> **DATA SECTION**
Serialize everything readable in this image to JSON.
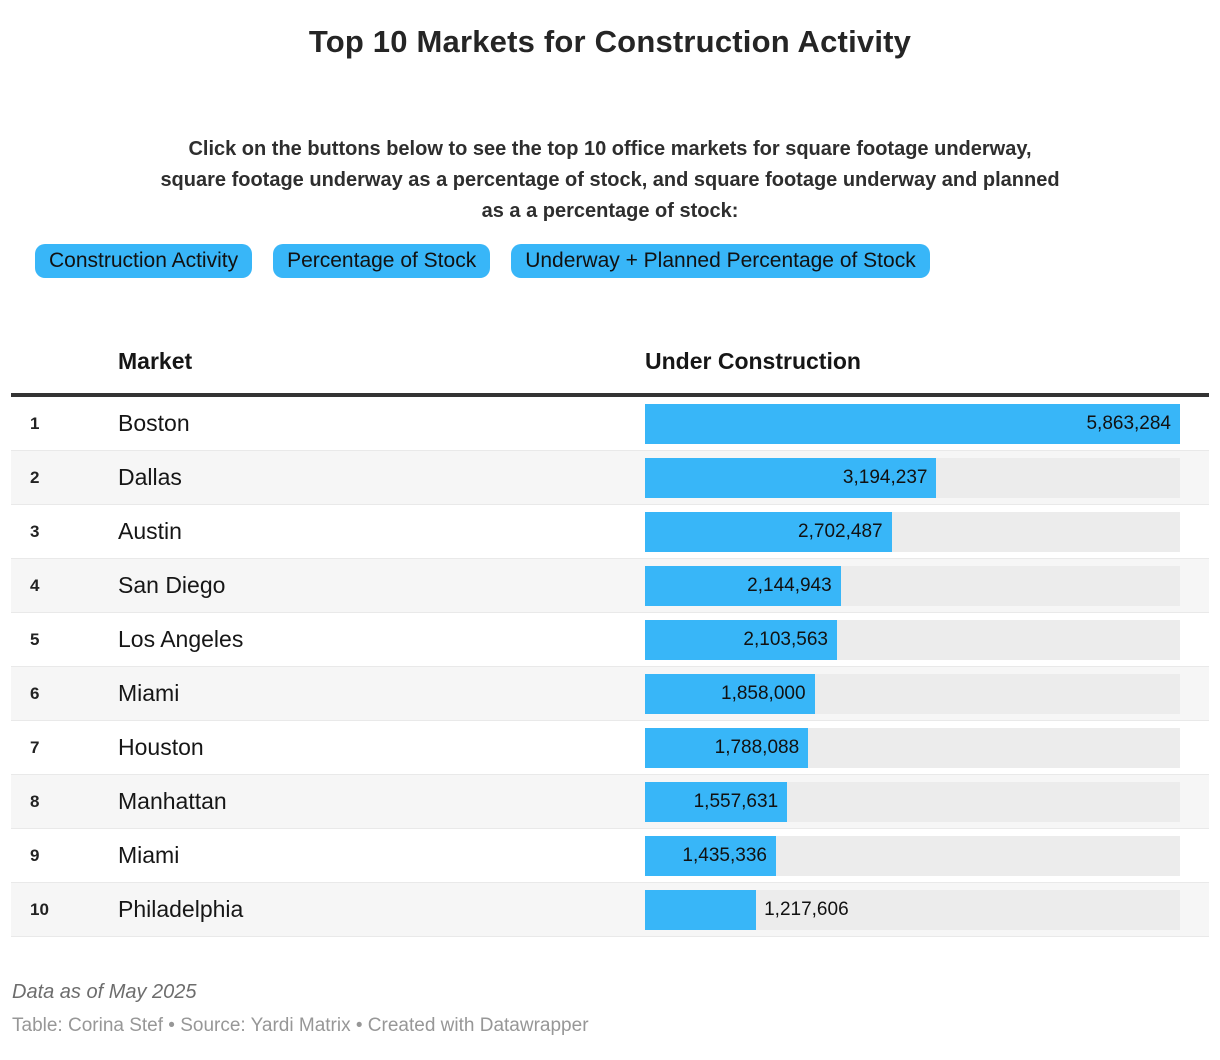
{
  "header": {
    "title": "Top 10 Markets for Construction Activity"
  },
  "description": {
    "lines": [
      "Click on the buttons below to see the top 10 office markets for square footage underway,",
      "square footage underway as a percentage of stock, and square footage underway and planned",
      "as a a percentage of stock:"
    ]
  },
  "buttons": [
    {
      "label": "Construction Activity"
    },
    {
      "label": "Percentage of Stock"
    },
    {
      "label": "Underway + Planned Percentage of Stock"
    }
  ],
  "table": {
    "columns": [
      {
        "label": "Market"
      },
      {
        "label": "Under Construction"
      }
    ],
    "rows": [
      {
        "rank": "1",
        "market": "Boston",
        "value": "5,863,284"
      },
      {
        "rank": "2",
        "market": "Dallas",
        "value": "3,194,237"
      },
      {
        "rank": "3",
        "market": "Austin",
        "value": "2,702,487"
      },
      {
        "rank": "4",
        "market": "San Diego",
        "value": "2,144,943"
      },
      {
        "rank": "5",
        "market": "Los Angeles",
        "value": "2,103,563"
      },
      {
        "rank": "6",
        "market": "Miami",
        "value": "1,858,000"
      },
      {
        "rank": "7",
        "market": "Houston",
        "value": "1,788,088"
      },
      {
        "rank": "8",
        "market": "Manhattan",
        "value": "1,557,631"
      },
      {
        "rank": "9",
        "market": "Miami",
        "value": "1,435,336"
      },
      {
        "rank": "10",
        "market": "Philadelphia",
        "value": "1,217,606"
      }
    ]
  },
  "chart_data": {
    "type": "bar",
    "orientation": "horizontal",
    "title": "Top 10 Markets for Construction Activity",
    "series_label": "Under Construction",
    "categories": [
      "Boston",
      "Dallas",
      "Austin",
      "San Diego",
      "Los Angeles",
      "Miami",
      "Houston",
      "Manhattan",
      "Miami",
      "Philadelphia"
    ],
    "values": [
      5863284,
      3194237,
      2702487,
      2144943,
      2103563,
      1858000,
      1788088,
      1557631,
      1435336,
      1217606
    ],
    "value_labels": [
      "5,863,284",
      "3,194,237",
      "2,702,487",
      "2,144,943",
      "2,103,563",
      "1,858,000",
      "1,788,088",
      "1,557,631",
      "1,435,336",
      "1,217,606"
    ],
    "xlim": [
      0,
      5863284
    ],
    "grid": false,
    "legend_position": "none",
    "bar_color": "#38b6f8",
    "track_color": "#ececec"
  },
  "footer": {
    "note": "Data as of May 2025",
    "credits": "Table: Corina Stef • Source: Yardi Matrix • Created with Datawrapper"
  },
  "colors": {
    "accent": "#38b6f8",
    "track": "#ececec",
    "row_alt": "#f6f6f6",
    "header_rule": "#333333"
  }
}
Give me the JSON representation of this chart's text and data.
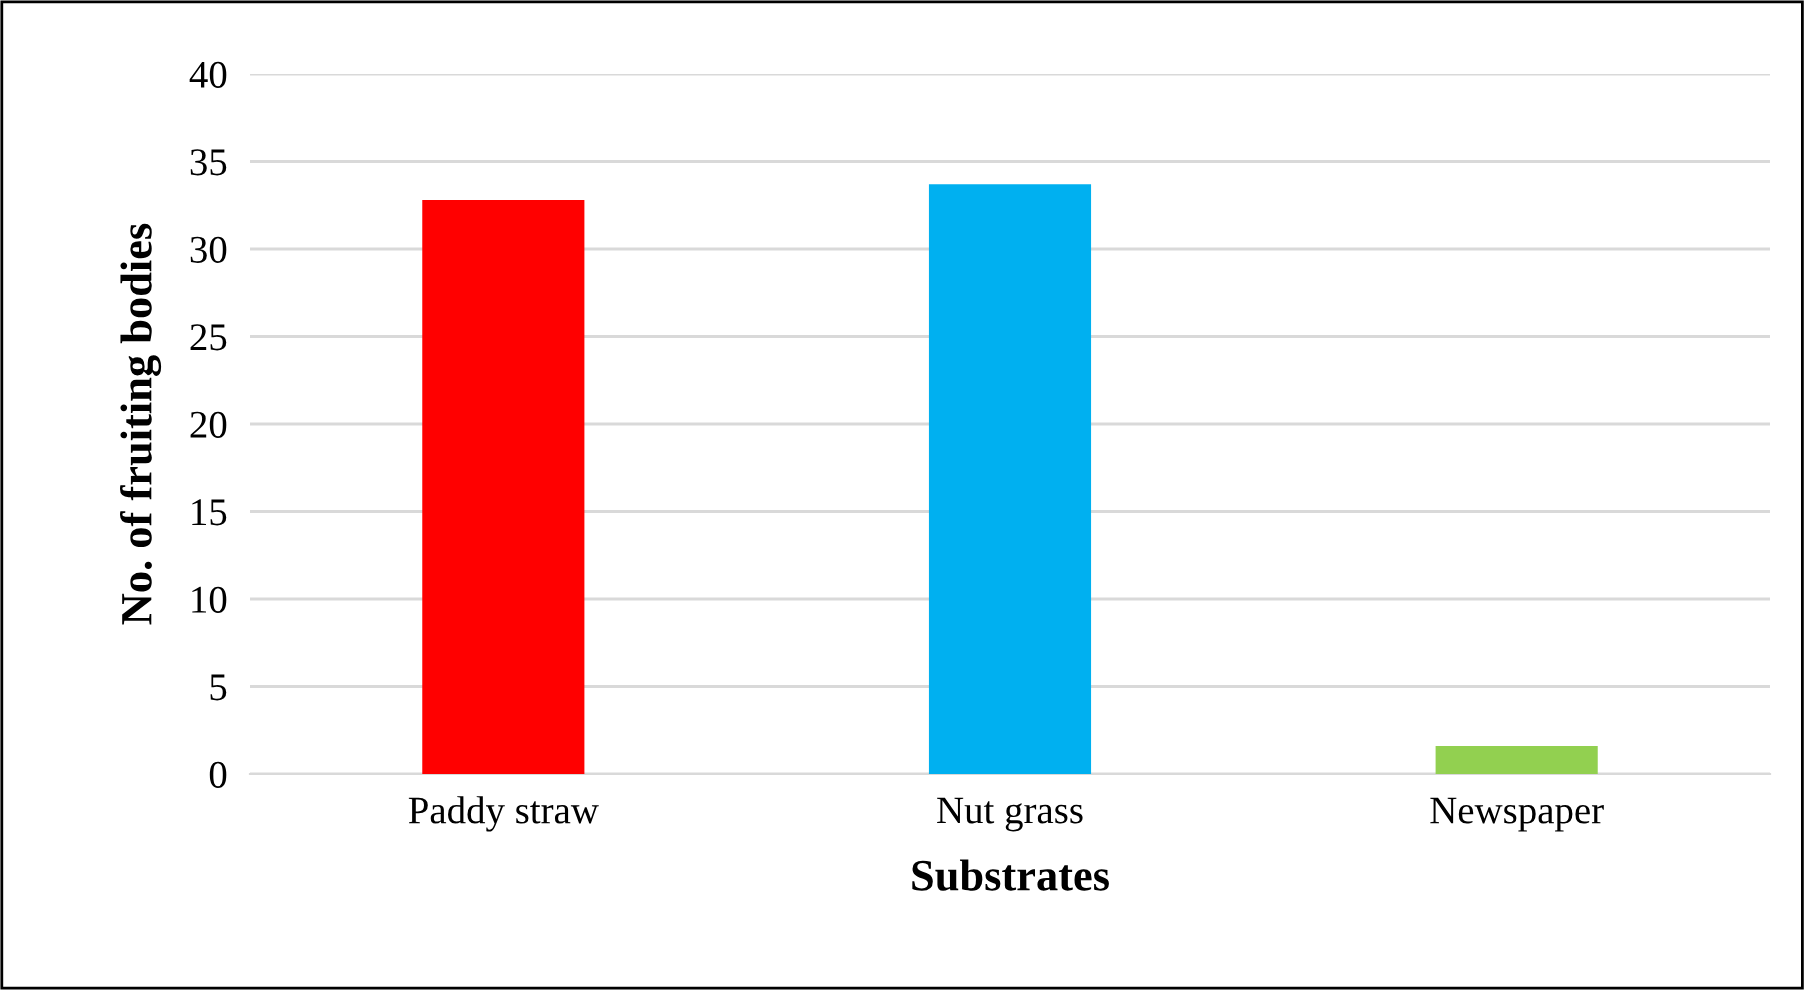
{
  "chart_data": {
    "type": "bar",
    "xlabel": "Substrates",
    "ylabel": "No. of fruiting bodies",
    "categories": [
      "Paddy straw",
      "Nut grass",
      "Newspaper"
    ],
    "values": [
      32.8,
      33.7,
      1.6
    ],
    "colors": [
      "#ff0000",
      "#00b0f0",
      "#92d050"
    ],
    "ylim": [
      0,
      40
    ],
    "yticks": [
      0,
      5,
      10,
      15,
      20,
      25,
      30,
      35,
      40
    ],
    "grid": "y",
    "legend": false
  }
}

> **REQUEST**
Identify and copy lines that hold the string "Philadelphia".

> **CORRECT OUTPUT**
        "market": "Philadelphia",
      "Philadelphia"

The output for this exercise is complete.